======== EXTRACTED MATERIAL ========

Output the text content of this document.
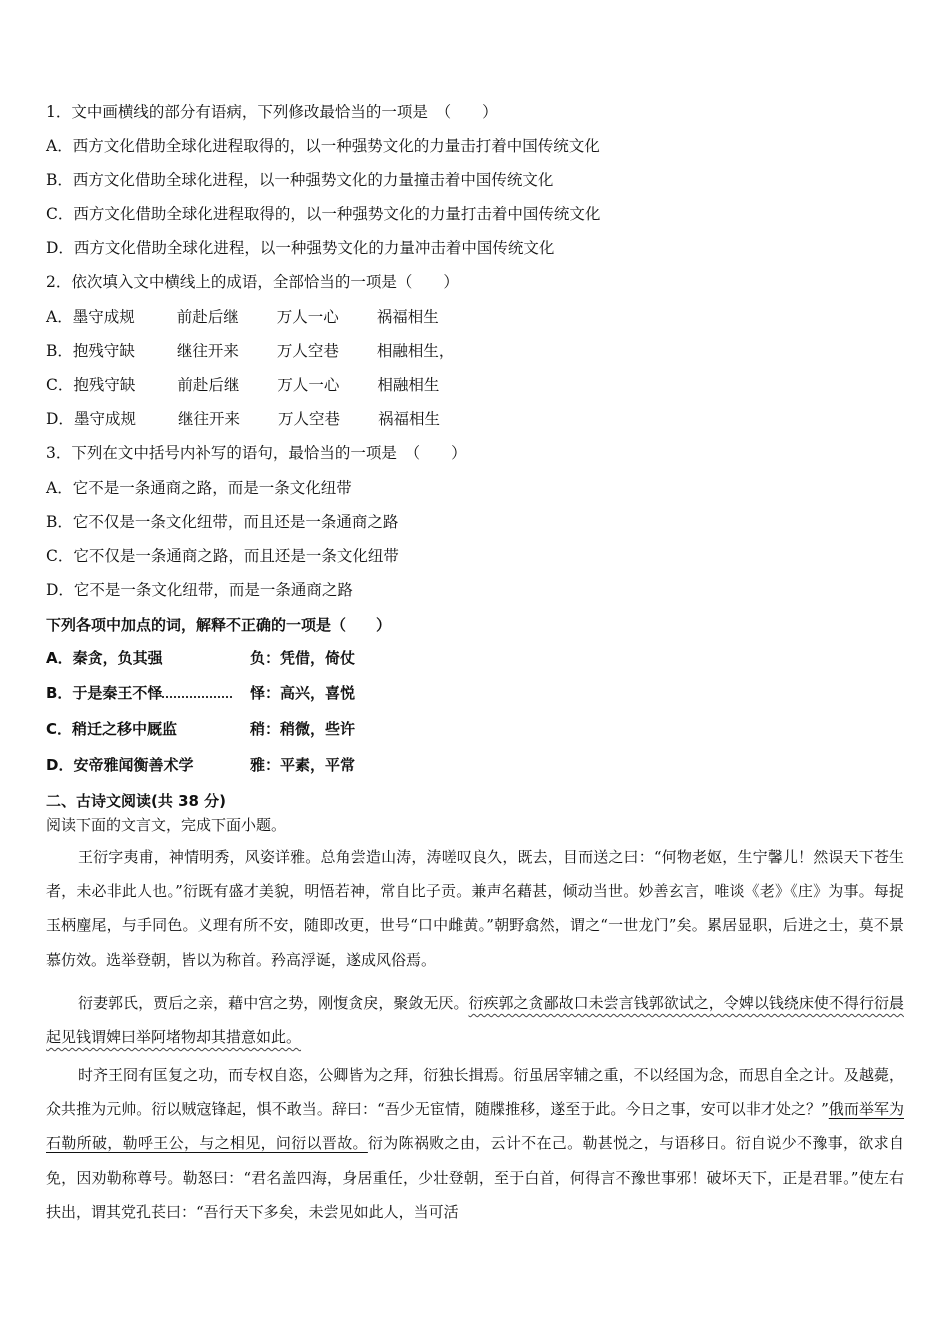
1．文中画横线的部分有语病，下列修改最恰当的一项是　（　　）
A．西方文化借助全球化进程取得的，以一种强势文化的力量击打着中国传统文化
B．西方文化借助全球化进程，以一种强势文化的力量撞击着中国传统文化
C．西方文化借助全球化进程取得的，以一种强势文化的力量打击着中国传统文化
D．西方文化借助全球化进程，以一种强势文化的力量冲击着中国传统文化
2．依次填入文中横线上的成语，全部恰当的一项是（　　）
A．墨守成规	前赴后继 万人一心 祸福相生
B．抱残守缺	继往开来 万人空巷 相融相生，
C．抱残守缺	前赴后继 万人一心 相融相生
D．墨守成规	继往开来 万人空巷 祸福相生
3．下列在文中括号内补写的语句，最恰当的一项是　（　　）
A．它不是一条通商之路，而是一条文化纽带
B．它不仅是一条文化纽带，而且还是一条通商之路
C．它不仅是一条通商之路，而且还是一条文化纽带
D．它不是一条文化纽带，而是一条通商之路
下列各项中加点的词，解释不正确的一项是（　　）
A．秦贪，负其强	负：凭借，倚仗
B．于是秦王不怿	怿：高兴，喜悦
C．稍迁之移中厩监	稍：稍微，些许
D．安帝雅闻衡善术学	雅：平素，平常
二、古诗文阅读(共 38 分)
阅读下面的文言文，完成下面小题。
王衍字夷甫，神情明秀，风姿详雅。总角尝造山涛，涛嗟叹良久，既去，目而送之曰：“何物老妪，生宁馨儿！然误天下苍生者，未必非此人也。”衍既有盛才美貌，明悟若神，常自比子贡。兼声名藉甚，倾动当世。妙善玄言，唯谈《老》《庄》为事。每捉玉柄麈尾，与手同色。义理有所不安，随即改更，世号“口中雌黄。”朝野翕然，谓之“一世龙门”矣。累居显职，后进之士，莫不景慕仿效。选举登朝，皆以为称首。矜高浮诞，遂成风俗焉。
衍妻郭氏，贾后之亲，藉中宫之势，刚愎贪戾，聚敛无厌。衍疾郭之贪鄙故口未尝言钱郭欲试之，令婢以钱绕床使不得行衍晨起见钱谓婢曰举阿堵物却其措意如此。
时齐王冏有匡复之功，而专权自恣，公卿皆为之拜，衍独长揖焉。衍虽居宰辅之重，不以经国为念，而思自全之计。及越薨，众共推为元帅。衍以贼寇锋起，惧不敢当。辞曰：“吾少无宦情，随牒推移，遂至于此。今日之事，安可以非才处之？”俄而举军为石勒所破，勒呼王公，与之相见，问衍以晋故。衍为陈祸败之由，云计不在己。勒甚悦之，与语移日。衍自说少不豫事，欲求自免，因劝勒称尊号。勒怒曰：“君名盖四海，身居重任，少壮登朝，至于白首，何得言不豫世事邪！破坏天下，正是君罪。”使左右扶出，谓其党孔苌曰：“吾行天下多矣，未尝见如此人，当可活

========

Without the pictures, copy the material exactly as given.

RIGHT ANSWER ->
Output the text content of this document.
1．文中画横线的部分有语病，下列修改最恰当的一项是　（　　）
A．西方文化借助全球化进程取得的，以一种强势文化的力量击打着中国传统文化
B．西方文化借助全球化进程，以一种强势文化的力量撞击着中国传统文化
C．西方文化借助全球化进程取得的，以一种强势文化的力量打击着中国传统文化
D．西方文化借助全球化进程，以一种强势文化的力量冲击着中国传统文化
2．依次填入文中横线上的成语，全部恰当的一项是（　　）
A．墨守成规	前赴后继 万人一心 祸福相生
B．抱残守缺	继往开来 万人空巷 相融相生，
C．抱残守缺	前赴后继 万人一心 相融相生
D．墨守成规	继往开来 万人空巷 祸福相生
3．下列在文中括号内补写的语句，最恰当的一项是　（　　）
A．它不是一条通商之路，而是一条文化纽带
B．它不仅是一条文化纽带，而且还是一条通商之路
C．它不仅是一条通商之路，而且还是一条文化纽带
D．它不是一条文化纽带，而是一条通商之路
下列各项中加点的词，解释不正确的一项是（　　）
A．秦贪，负其强	负：凭借，倚仗
B．于是秦王不怿	怿：高兴，喜悦
C．稍迁之移中厩监	稍：稍微，些许
D．安帝雅闻衡善术学	雅：平素，平常
二、古诗文阅读(共 38 分)
阅读下面的文言文，完成下面小题。
王衍字夷甫，神情明秀，风姿详雅。总角尝造山涛，涛嗟叹良久，既去，目而送之曰：“何物老妪，生宁馨儿！然误天下苍生者，未必非此人也。”衍既有盛才美貌，明悟若神，常自比子贡。兼声名藉甚，倾动当世。妙善玄言，唯谈《老》《庄》为事。每捉玉柄麈尾，与手同色。义理有所不安，随即改更，世号“口中雌黄。”朝野翕然，谓之“一世龙门”矣。累居显职，后进之士，莫不景慕仿效。选举登朝，皆以为称首。矜高浮诞，遂成风俗焉。
衍妻郭氏，贾后之亲，藉中宫之势，刚愎贪戾，聚敛无厌。衍疾郭之贪鄙故口未尝言钱郭欲试之，令婢以钱绕床使不得行衍晨起见钱谓婢曰举阿堵物却其措意如此。
时齐王冏有匡复之功，而专权自恣，公卿皆为之拜，衍独长揖焉。衍虽居宰辅之重，不以经国为念，而思自全之计。及越薨，众共推为元帅。衍以贼寇锋起，惧不敢当。辞曰：“吾少无宦情，随牒推移，遂至于此。今日之事，安可以非才处之？”俄而举军为石勒所破，勒呼王公，与之相见，问衍以晋故。衍为陈祸败之由，云计不在己。勒甚悦之，与语移日。衍自说少不豫事，欲求自免，因劝勒称尊号。勒怒曰：“君名盖四海，身居重任，少壮登朝，至于白首，何得言不豫世事邪！破坏天下，正是君罪。”使左右扶出，谓其党孔苌曰：“吾行天下多矣，未尝见如此人，当可活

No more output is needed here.